**GIVEN PROBLEM**
Tally the lines holding the string "使边AB与DC" and reply with that number alone.

▬▬▬▬▬▬

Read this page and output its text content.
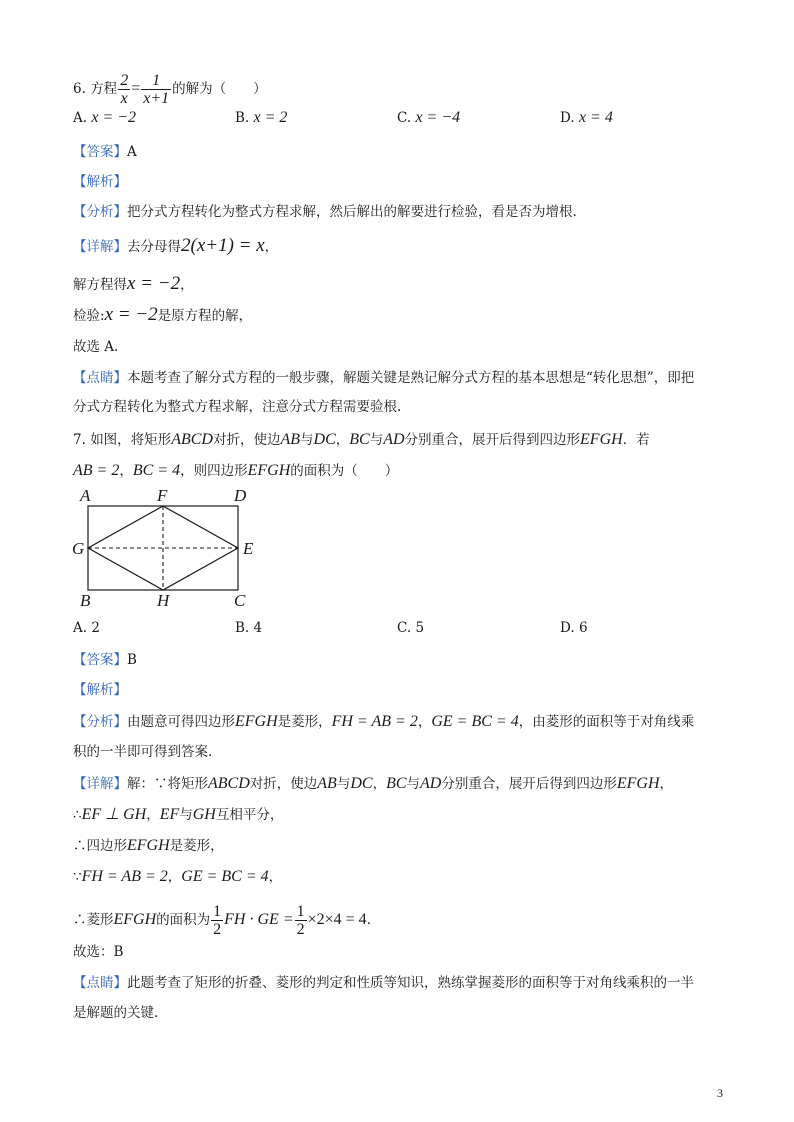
6. 方程 $\frac{2}{x} = \frac{1}{x+1}$ 的解为（　　）
A. x = −2	B. x = 2	C. x = −4	D. x = 4
【答案】A
【解析】
【分析】把分式方程转化为整式方程求解，然后解出的解要进行检验，看是否为增根.
【详解】去分母得2(x+1) = x，
解方程得x = −2，
检验:x = −2是原方程的解，
故选 A.
【点睛】本题考查了解分式方程的一般步骤，解题关键是熟记解分式方程的基本思想是“转化思想”，即把
分式方程转化为整式方程求解，注意分式方程需要验根.
7. 如图，将矩形ABCD对折，使边AB与DC，BC与AD分别重合，展开后得到四边形EFGH．若
AB = 2，BC = 4，则四边形EFGH的面积为（　　）
A	F	D
G	E
B	H	C
A. 2	B. 4	C. 5	D. 6
【答案】B
【解析】
【分析】由题意可得四边形EFGH是菱形，FH = AB = 2，GE = BC = 4，由菱形的面积等于对角线乘
积的一半即可得到答案.
【详解】解：∵将矩形ABCD对折，使边AB与DC，BC与AD分别重合，展开后得到四边形EFGH，
∴EF ⊥ GH，EF与GH互相平分，
∴四边形EFGH是菱形，
∵FH = AB = 2，GE = BC = 4，
∴菱形EFGH的面积为 $\frac{1}{2}$ FH · GE = $\frac{1}{2} \times 2\times 4 = 4$.
故选：B
【点睛】此题考查了矩形的折叠、菱形的判定和性质等知识，熟练掌握菱形的面积等于对角线乘积的一半
是解题的关键.
3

▬▬▬▬▬▬

**COMPLETED EXERCISE**
2